*Action item*.
Return all of the material, keeping each line exactly as it is.
[Entries provided Boundary: Start]
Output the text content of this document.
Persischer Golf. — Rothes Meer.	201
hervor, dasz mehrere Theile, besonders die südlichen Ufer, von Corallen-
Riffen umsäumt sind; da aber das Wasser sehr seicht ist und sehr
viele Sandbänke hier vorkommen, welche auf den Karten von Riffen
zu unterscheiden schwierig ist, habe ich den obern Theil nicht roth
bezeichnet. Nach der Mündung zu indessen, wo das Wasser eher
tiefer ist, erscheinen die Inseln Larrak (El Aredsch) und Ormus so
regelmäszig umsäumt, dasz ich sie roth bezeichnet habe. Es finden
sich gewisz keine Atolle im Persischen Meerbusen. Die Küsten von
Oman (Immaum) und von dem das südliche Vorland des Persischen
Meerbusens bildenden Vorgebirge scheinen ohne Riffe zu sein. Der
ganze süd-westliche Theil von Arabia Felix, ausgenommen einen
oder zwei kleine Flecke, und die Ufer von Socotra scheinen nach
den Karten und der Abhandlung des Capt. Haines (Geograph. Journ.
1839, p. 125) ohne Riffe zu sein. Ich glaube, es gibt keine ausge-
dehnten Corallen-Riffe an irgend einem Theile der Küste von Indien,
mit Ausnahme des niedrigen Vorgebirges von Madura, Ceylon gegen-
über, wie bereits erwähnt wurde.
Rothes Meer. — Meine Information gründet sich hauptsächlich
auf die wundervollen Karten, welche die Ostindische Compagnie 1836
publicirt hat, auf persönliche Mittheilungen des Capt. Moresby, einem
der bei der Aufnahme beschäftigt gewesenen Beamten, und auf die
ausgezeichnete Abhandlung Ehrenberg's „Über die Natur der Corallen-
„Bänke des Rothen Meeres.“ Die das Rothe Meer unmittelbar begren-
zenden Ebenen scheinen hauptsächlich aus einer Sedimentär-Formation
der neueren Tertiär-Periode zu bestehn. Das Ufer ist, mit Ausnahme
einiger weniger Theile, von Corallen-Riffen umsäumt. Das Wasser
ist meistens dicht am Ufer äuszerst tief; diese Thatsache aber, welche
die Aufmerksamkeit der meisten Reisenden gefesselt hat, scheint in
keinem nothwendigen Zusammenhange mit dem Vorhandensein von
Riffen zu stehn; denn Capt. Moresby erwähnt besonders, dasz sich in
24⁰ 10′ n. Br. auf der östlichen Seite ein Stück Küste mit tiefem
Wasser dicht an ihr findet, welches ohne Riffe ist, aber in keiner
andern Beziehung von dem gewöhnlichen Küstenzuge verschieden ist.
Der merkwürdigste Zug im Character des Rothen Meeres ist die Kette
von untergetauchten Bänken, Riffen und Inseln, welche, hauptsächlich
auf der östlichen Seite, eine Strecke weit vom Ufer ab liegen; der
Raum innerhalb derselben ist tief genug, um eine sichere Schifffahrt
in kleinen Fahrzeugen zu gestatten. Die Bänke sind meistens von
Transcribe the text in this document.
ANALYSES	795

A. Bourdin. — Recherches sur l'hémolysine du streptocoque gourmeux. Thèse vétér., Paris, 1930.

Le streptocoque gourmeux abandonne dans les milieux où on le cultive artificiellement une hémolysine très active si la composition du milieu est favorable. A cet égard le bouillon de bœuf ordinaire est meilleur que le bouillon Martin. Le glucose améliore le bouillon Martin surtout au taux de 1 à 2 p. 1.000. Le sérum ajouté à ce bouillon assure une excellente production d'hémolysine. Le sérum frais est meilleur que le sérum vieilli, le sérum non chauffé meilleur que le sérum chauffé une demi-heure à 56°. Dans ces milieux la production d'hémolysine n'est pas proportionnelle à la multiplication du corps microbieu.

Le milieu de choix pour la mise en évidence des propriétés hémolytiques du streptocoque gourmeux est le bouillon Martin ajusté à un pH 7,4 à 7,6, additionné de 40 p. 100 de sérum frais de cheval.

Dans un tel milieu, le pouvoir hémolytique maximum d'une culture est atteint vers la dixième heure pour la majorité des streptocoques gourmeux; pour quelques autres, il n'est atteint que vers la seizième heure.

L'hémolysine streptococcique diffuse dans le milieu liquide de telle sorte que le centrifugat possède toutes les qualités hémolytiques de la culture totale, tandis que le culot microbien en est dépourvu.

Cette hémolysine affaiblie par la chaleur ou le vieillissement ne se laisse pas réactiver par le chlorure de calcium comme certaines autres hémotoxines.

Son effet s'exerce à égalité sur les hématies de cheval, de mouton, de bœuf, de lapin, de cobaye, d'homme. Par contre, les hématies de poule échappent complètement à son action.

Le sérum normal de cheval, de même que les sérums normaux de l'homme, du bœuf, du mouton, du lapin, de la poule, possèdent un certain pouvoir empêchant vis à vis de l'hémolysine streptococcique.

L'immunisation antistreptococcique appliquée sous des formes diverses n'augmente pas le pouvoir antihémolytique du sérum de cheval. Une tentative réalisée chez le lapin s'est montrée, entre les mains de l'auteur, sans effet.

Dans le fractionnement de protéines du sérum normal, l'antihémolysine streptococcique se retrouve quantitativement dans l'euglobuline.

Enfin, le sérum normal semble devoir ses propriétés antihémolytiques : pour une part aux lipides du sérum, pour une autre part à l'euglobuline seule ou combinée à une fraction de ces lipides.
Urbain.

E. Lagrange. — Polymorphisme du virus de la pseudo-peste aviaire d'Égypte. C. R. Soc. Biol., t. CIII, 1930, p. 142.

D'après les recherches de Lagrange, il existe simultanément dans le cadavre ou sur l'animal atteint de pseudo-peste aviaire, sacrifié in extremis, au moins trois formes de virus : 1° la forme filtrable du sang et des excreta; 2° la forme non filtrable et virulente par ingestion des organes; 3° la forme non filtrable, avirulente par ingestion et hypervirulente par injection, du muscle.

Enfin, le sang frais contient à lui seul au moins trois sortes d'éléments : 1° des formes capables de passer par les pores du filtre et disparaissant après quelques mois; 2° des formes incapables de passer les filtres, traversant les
[Entries provided Boundary: End]
*Result*.
Output the text content of this document.
Persischer Golf. — Rothes Meer.	201
hervor, dasz mehrere Theile, besonders die südlichen Ufer, von Corallen-
Riffen umsäumt sind; da aber das Wasser sehr seicht ist und sehr
viele Sandbänke hier vorkommen, welche auf den Karten von Riffen
zu unterscheiden schwierig ist, habe ich den obern Theil nicht roth
bezeichnet. Nach der Mündung zu indessen, wo das Wasser eher
tiefer ist, erscheinen die Inseln Larrak (El Aredsch) und Ormus so
regelmäszig umsäumt, dasz ich sie roth bezeichnet habe. Es finden
sich gewisz keine Atolle im Persischen Meerbusen. Die Küsten von
Oman (Immaum) und von dem das südliche Vorland des Persischen
Meerbusens bildenden Vorgebirge scheinen ohne Riffe zu sein. Der
ganze süd-westliche Theil von Arabia Felix, ausgenommen einen
oder zwei kleine Flecke, und die Ufer von Socotra scheinen nach
den Karten und der Abhandlung des Capt. Haines (Geograph. Journ.
1839, p. 125) ohne Riffe zu sein. Ich glaube, es gibt keine ausge-
dehnten Corallen-Riffe an irgend einem Theile der Küste von Indien,
mit Ausnahme des niedrigen Vorgebirges von Madura, Ceylon gegen-
über, wie bereits erwähnt wurde.
Rothes Meer. — Meine Information gründet sich hauptsächlich
auf die wundervollen Karten, welche die Ostindische Compagnie 1836
publicirt hat, auf persönliche Mittheilungen des Capt. Moresby, einem
der bei der Aufnahme beschäftigt gewesenen Beamten, und auf die
ausgezeichnete Abhandlung Ehrenberg's „Über die Natur der Corallen-
„Bänke des Rothen Meeres.“ Die das Rothe Meer unmittelbar begren-
zenden Ebenen scheinen hauptsächlich aus einer Sedimentär-Formation
der neueren Tertiär-Periode zu bestehn. Das Ufer ist, mit Ausnahme
einiger weniger Theile, von Corallen-Riffen umsäumt. Das Wasser
ist meistens dicht am Ufer äuszerst tief; diese Thatsache aber, welche
die Aufmerksamkeit der meisten Reisenden gefesselt hat, scheint in
keinem nothwendigen Zusammenhange mit dem Vorhandensein von
Riffen zu stehn; denn Capt. Moresby erwähnt besonders, dasz sich in
24⁰ 10′ n. Br. auf der östlichen Seite ein Stück Küste mit tiefem
Wasser dicht an ihr findet, welches ohne Riffe ist, aber in keiner
andern Beziehung von dem gewöhnlichen Küstenzuge verschieden ist.
Der merkwürdigste Zug im Character des Rothen Meeres ist die Kette
von untergetauchten Bänken, Riffen und Inseln, welche, hauptsächlich
auf der östlichen Seite, eine Strecke weit vom Ufer ab liegen; der
Raum innerhalb derselben ist tief genug, um eine sichere Schifffahrt
in kleinen Fahrzeugen zu gestatten. Die Bänke sind meistens von
Transcribe the text in this document.
ANALYSES	795

A. Bourdin. — Recherches sur l'hémolysine du streptocoque gourmeux. Thèse vétér., Paris, 1930.

Le streptocoque gourmeux abandonne dans les milieux où on le cultive artificiellement une hémolysine très active si la composition du milieu est favorable. A cet égard le bouillon de bœuf ordinaire est meilleur que le bouillon Martin. Le glucose améliore le bouillon Martin surtout au taux de 1 à 2 p. 1.000. Le sérum ajouté à ce bouillon assure une excellente production d'hémolysine. Le sérum frais est meilleur que le sérum vieilli, le sérum non chauffé meilleur que le sérum chauffé une demi-heure à 56°. Dans ces milieux la production d'hémolysine n'est pas proportionnelle à la multiplication du corps microbieu.

Le milieu de choix pour la mise en évidence des propriétés hémolytiques du streptocoque gourmeux est le bouillon Martin ajusté à un pH 7,4 à 7,6, additionné de 40 p. 100 de sérum frais de cheval.

Dans un tel milieu, le pouvoir hémolytique maximum d'une culture est atteint vers la dixième heure pour la majorité des streptocoques gourmeux; pour quelques autres, il n'est atteint que vers la seizième heure.

L'hémolysine streptococcique diffuse dans le milieu liquide de telle sorte que le centrifugat possède toutes les qualités hémolytiques de la culture totale, tandis que le culot microbien en est dépourvu.

Cette hémolysine affaiblie par la chaleur ou le vieillissement ne se laisse pas réactiver par le chlorure de calcium comme certaines autres hémotoxines.

Son effet s'exerce à égalité sur les hématies de cheval, de mouton, de bœuf, de lapin, de cobaye, d'homme. Par contre, les hématies de poule échappent complètement à son action.

Le sérum normal de cheval, de même que les sérums normaux de l'homme, du bœuf, du mouton, du lapin, de la poule, possèdent un certain pouvoir empêchant vis à vis de l'hémolysine streptococcique.

L'immunisation antistreptococcique appliquée sous des formes diverses n'augmente pas le pouvoir antihémolytique du sérum de cheval. Une tentative réalisée chez le lapin s'est montrée, entre les mains de l'auteur, sans effet.

Dans le fractionnement de protéines du sérum normal, l'antihémolysine streptococcique se retrouve quantitativement dans l'euglobuline.

Enfin, le sérum normal semble devoir ses propriétés antihémolytiques : pour une part aux lipides du sérum, pour une autre part à l'euglobuline seule ou combinée à une fraction de ces lipides.
Urbain.

E. Lagrange. — Polymorphisme du virus de la pseudo-peste aviaire d'Égypte. C. R. Soc. Biol., t. CIII, 1930, p. 142.

D'après les recherches de Lagrange, il existe simultanément dans le cadavre ou sur l'animal atteint de pseudo-peste aviaire, sacrifié in extremis, au moins trois formes de virus : 1° la forme filtrable du sang et des excreta; 2° la forme non filtrable et virulente par ingestion des organes; 3° la forme non filtrable, avirulente par ingestion et hypervirulente par injection, du muscle.

Enfin, le sang frais contient à lui seul au moins trois sortes d'éléments : 1° des formes capables de passer par les pores du filtre et disparaissant après quelques mois; 2° des formes incapables de passer les filtres, traversant les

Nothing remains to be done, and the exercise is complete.